What you need to do:
Convert the part that opens with the line containing "Decompose this screenshot" and closes with the line containing "page-number: VII xyxy=(484,1348,515,1368)", both included, into a JSON list of strings with one string per line and no blank lines. Omit the pictures.

Records supplied:
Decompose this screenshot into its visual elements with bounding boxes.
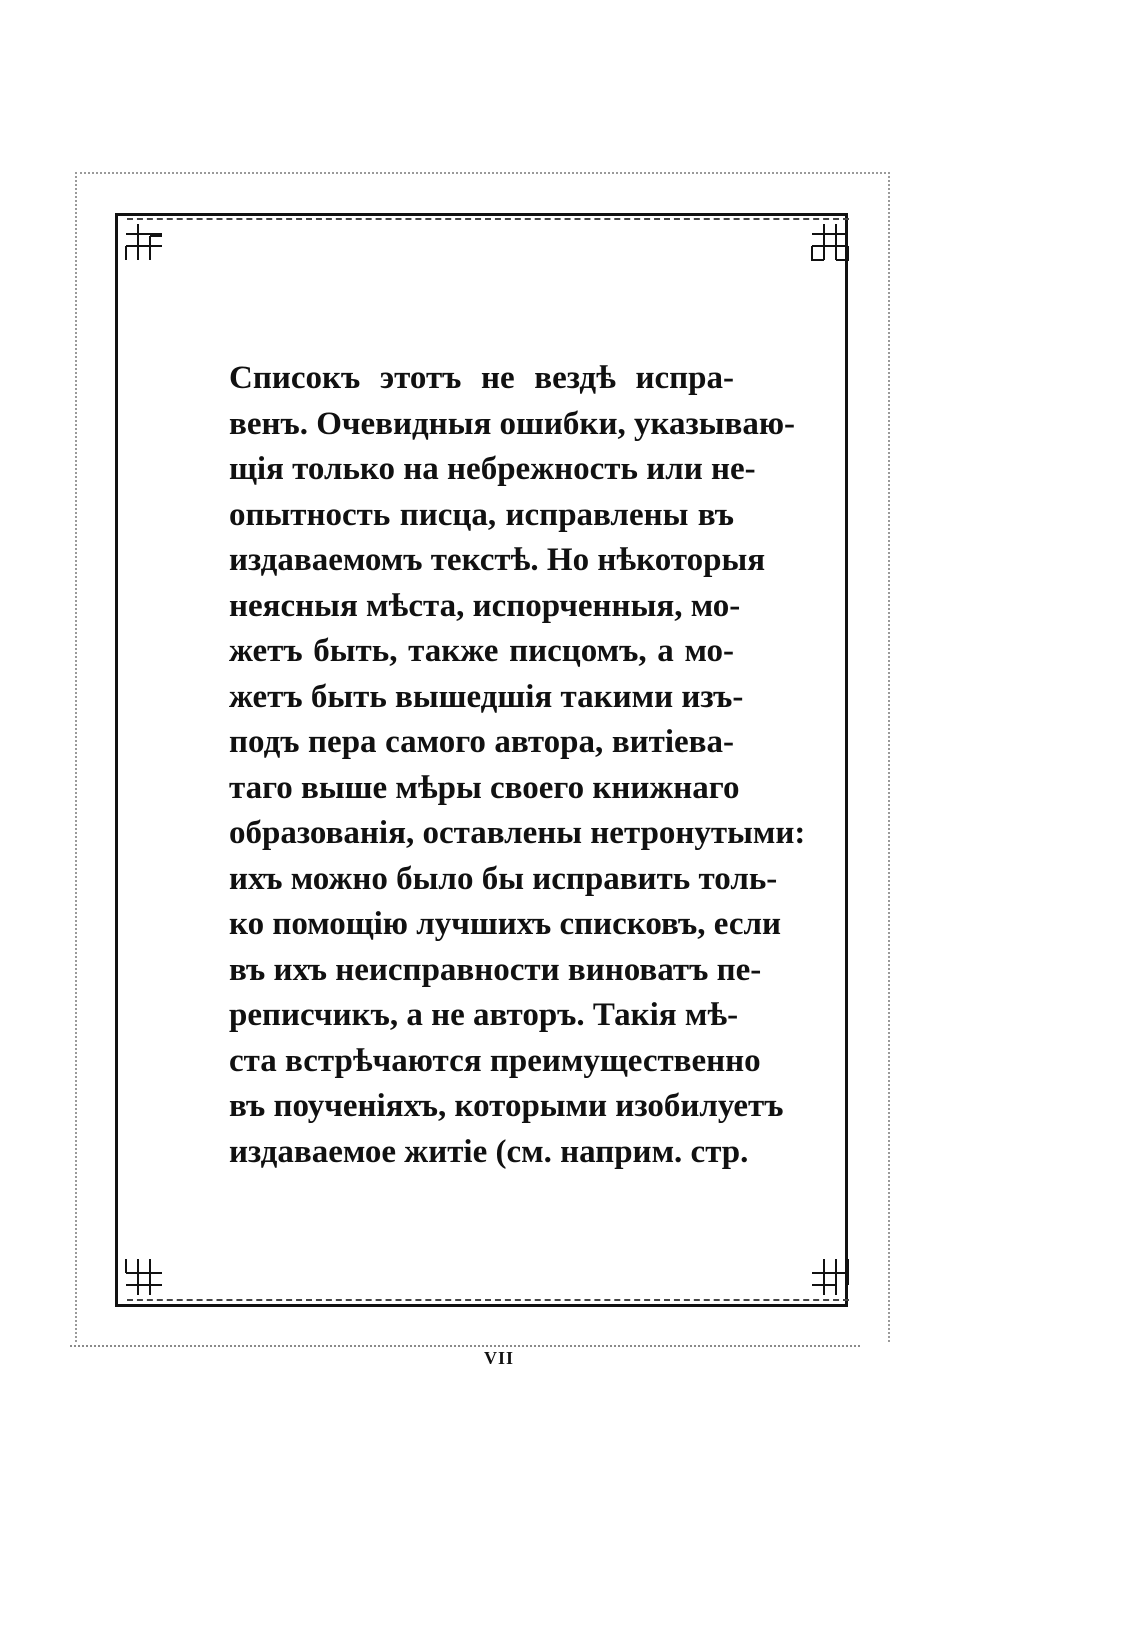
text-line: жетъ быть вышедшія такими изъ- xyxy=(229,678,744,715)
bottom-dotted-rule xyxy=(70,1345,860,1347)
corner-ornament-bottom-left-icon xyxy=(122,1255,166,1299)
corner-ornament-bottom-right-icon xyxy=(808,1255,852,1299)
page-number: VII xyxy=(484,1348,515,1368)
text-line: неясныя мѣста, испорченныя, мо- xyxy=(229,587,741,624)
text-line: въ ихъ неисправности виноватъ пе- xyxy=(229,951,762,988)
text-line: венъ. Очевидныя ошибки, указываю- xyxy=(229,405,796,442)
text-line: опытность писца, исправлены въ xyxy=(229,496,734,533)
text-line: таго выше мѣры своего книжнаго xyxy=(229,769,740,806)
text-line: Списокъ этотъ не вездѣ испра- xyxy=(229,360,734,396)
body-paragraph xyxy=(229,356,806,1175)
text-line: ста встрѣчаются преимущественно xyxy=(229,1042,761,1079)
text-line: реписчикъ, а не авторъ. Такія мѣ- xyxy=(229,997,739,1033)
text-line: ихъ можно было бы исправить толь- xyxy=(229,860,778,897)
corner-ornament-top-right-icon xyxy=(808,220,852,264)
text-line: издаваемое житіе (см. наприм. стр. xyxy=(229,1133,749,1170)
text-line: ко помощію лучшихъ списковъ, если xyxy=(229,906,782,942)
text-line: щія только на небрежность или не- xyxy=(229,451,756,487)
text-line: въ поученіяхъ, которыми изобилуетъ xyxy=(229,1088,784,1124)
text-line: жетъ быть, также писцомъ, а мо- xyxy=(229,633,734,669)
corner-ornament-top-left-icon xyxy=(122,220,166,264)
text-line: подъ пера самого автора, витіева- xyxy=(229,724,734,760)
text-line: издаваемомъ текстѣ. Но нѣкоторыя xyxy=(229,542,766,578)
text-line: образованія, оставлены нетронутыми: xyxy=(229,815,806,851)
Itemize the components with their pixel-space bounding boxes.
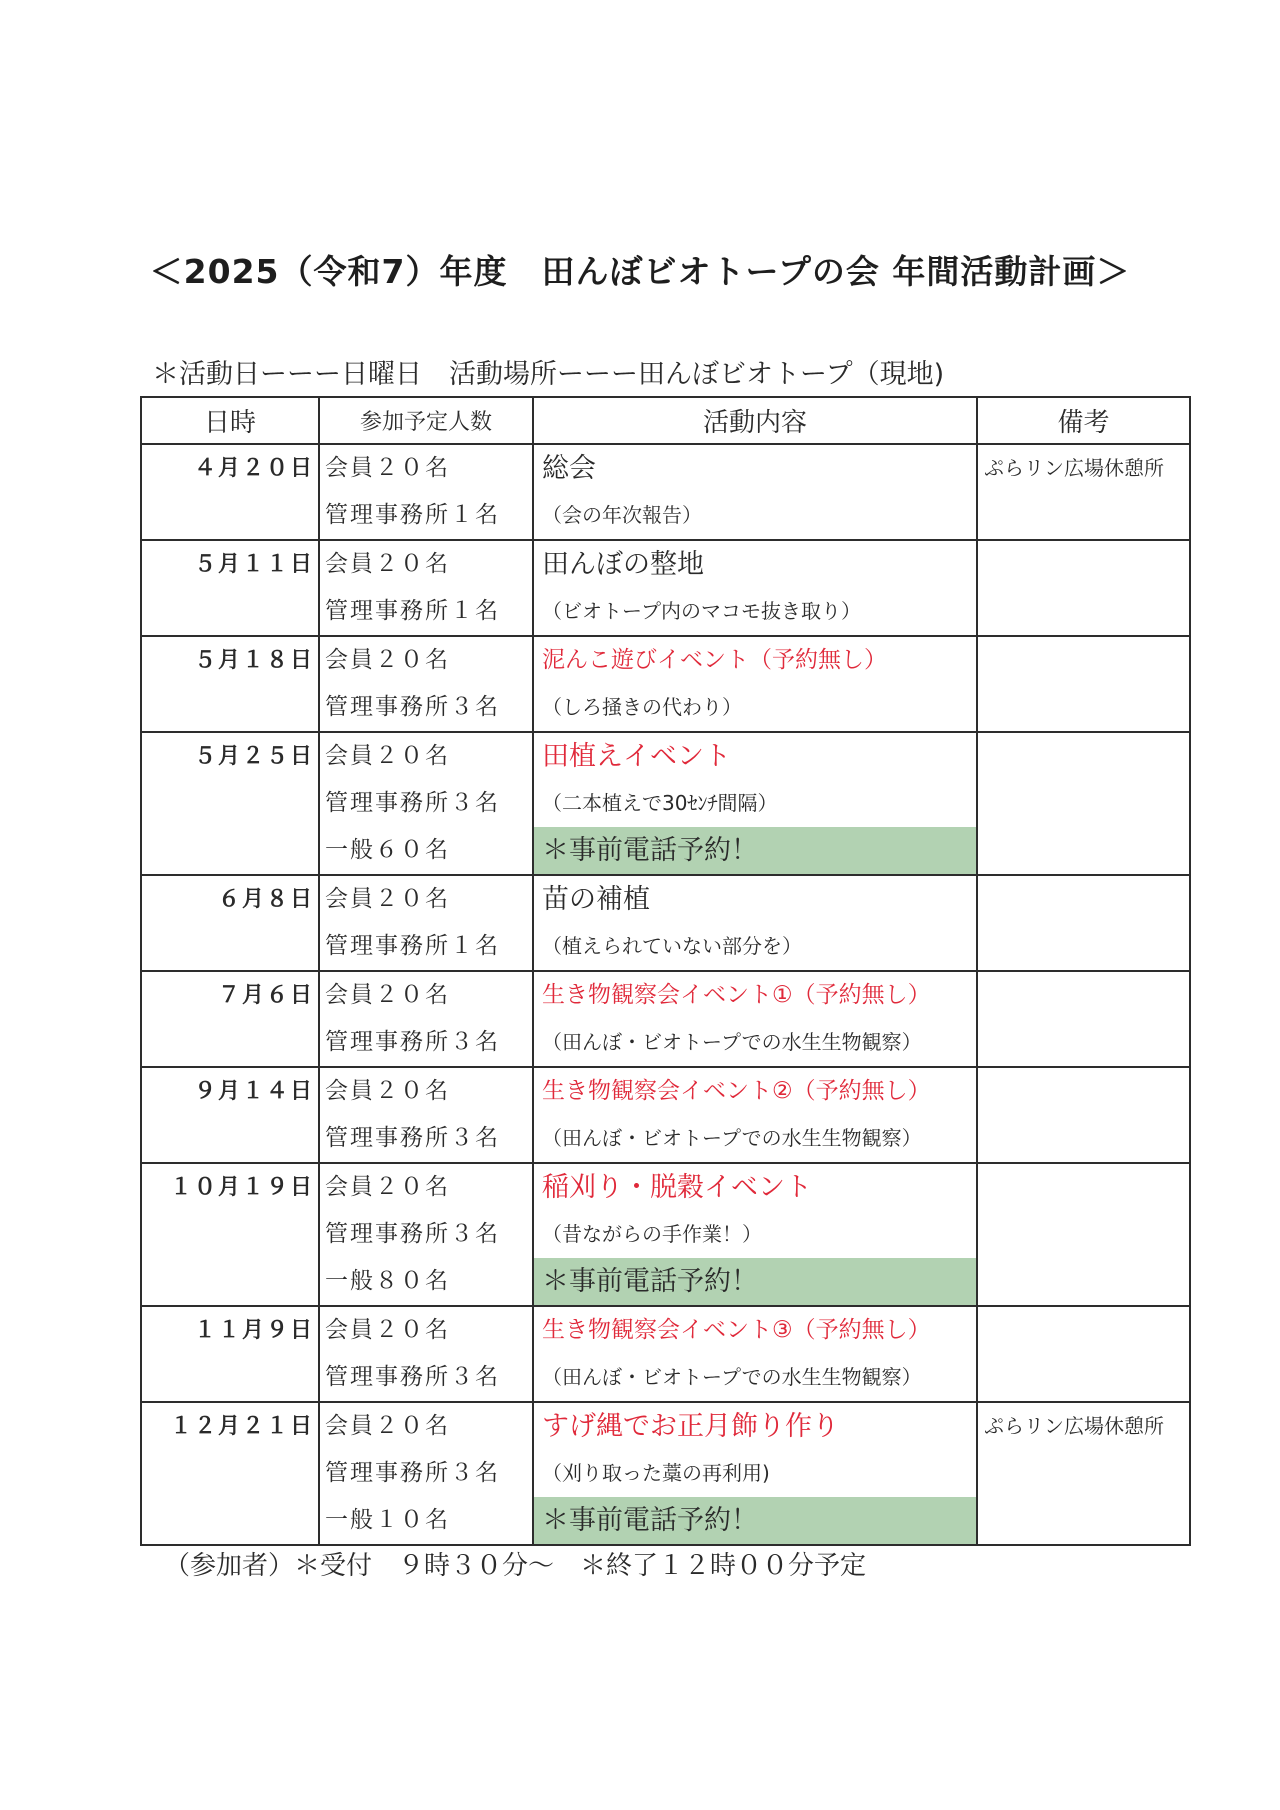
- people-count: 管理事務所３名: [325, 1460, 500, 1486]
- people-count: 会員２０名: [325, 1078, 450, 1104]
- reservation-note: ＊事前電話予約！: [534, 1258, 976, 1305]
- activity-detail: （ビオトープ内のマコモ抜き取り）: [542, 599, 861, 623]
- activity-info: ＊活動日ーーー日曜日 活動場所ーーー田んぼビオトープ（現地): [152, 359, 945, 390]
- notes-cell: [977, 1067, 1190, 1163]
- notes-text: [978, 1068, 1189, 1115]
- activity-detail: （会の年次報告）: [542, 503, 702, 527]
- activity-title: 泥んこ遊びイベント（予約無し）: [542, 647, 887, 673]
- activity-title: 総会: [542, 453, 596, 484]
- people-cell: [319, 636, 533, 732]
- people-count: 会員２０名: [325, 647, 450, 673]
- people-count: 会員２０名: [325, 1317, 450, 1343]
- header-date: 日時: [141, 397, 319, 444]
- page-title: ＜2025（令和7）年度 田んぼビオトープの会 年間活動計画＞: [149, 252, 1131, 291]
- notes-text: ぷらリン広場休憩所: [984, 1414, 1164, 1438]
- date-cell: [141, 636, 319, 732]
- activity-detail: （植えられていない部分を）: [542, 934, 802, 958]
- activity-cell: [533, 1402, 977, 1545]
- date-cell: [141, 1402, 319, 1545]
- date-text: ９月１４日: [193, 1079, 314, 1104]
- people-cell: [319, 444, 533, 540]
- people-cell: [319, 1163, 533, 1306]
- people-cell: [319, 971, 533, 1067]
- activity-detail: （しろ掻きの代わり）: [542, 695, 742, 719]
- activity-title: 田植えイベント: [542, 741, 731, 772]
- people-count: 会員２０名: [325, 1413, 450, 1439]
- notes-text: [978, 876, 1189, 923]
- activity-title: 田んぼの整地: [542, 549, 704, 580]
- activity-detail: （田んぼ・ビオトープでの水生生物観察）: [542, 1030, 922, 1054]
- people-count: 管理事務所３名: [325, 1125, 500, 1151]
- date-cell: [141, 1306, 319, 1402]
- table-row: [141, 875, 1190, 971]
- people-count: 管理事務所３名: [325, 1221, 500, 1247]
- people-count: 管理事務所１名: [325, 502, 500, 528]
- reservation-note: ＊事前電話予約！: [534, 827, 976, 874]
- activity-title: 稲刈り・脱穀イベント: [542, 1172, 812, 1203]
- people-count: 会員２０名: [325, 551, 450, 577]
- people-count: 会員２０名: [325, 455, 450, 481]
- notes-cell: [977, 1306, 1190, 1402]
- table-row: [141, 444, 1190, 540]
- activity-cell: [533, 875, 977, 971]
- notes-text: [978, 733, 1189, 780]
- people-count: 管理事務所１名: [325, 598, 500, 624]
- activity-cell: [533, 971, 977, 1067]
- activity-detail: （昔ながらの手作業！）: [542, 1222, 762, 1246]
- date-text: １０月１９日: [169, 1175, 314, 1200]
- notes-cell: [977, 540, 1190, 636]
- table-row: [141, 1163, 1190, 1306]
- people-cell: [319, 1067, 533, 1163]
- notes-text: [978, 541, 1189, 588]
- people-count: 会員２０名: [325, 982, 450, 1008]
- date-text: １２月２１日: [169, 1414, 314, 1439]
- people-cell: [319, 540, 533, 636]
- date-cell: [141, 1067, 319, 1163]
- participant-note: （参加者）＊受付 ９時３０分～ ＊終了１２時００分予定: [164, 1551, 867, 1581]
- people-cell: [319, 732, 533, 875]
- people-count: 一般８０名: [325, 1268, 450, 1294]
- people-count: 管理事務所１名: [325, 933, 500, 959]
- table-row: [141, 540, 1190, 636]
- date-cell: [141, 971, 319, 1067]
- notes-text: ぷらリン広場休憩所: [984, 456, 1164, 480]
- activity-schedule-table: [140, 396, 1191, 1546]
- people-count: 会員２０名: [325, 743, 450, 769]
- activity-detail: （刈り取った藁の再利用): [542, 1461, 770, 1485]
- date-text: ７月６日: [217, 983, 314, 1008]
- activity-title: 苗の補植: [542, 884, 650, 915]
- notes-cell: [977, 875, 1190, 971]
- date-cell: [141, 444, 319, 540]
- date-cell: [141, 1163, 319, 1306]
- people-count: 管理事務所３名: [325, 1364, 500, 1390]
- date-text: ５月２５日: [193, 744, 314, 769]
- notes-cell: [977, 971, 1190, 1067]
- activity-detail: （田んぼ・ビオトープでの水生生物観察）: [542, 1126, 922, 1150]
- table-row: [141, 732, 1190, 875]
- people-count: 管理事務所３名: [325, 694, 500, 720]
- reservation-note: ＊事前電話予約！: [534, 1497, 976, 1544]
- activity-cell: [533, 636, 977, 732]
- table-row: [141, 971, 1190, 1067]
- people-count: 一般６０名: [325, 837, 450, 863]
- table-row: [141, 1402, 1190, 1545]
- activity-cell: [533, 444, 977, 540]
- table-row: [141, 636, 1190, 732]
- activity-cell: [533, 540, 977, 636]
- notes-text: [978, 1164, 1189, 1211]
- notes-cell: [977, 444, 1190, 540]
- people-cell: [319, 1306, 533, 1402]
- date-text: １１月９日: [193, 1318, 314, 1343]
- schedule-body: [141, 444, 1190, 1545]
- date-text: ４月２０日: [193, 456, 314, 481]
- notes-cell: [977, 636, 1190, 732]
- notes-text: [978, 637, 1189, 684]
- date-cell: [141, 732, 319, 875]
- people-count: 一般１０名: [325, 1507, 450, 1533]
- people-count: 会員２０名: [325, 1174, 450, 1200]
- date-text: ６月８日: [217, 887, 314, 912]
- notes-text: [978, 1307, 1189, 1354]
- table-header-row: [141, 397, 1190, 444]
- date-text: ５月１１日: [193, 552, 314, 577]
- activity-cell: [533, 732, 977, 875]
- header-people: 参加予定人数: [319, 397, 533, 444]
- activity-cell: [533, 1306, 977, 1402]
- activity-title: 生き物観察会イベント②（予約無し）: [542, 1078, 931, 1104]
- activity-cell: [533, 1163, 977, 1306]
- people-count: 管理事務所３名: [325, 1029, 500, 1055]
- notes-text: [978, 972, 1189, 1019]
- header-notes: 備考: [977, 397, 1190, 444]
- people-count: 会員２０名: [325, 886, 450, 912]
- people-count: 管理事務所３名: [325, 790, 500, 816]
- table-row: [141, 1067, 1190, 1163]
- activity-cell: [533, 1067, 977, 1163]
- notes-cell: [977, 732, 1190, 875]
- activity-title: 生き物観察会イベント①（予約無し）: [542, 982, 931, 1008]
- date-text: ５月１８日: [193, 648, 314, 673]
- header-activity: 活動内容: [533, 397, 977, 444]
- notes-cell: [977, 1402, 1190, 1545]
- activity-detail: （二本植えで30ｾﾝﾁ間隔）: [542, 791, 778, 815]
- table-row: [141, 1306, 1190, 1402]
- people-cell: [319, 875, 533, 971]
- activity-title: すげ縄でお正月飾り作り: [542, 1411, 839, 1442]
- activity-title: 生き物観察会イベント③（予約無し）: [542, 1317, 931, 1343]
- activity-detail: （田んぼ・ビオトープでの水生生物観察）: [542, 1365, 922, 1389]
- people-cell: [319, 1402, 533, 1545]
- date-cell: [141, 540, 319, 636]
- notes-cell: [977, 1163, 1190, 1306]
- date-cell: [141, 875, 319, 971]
--
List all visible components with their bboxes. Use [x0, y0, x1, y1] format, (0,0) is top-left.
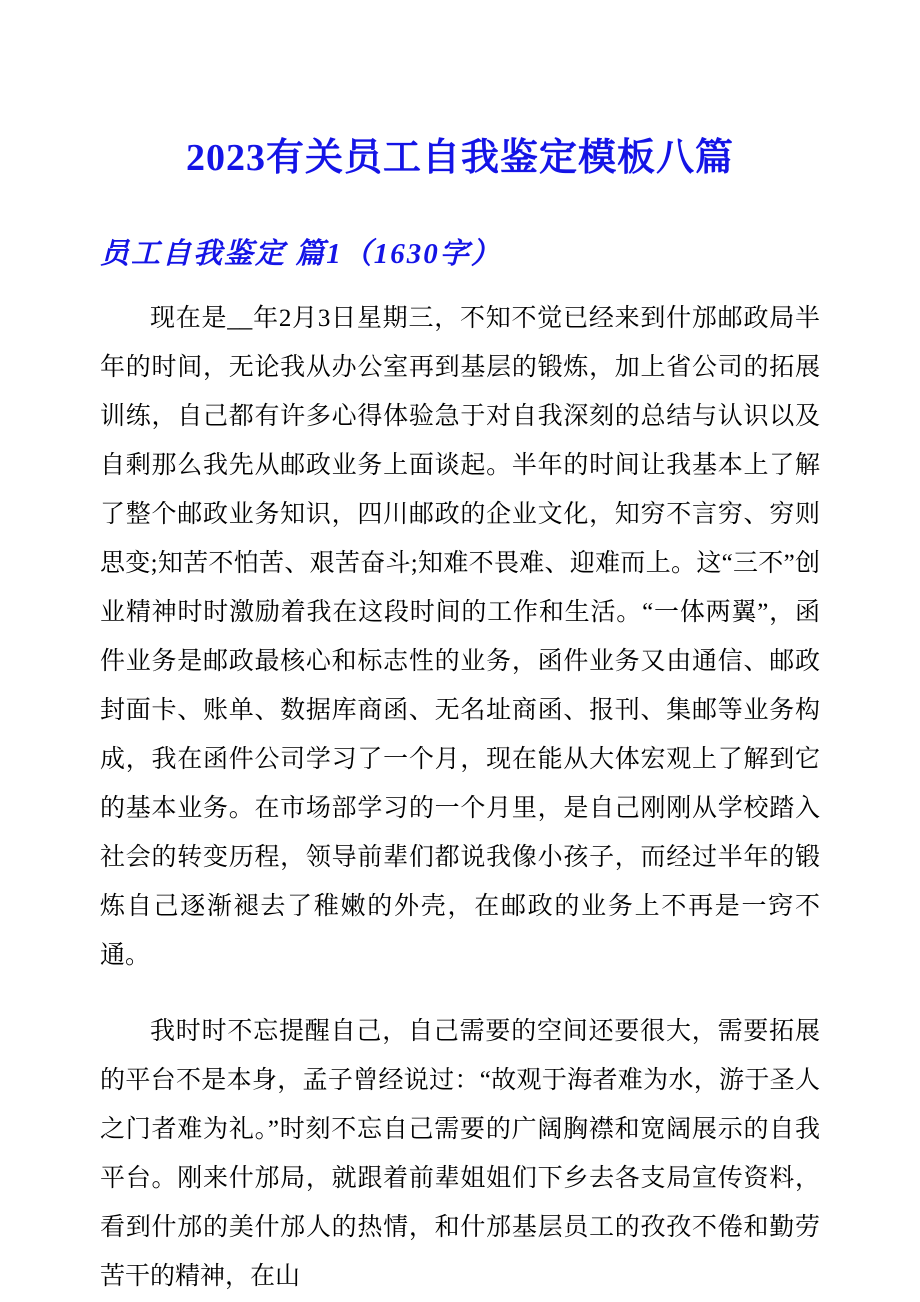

Result:
[
  "Decompose this screenshot into its visual elements with bounding boxes.",
  "text-line: жетъ быть вышедшія такими изъ- xyxy=(229,678,744,715)",
  "bottom-dotted-rule xyxy=(70,1345,860,1347)",
  "corner-ornament-bottom-left-icon xyxy=(122,1255,166,1299)",
  "corner-ornament-bottom-right-icon xyxy=(808,1255,852,1299)",
  "page-number: VII xyxy=(484,1348,515,1368)"
]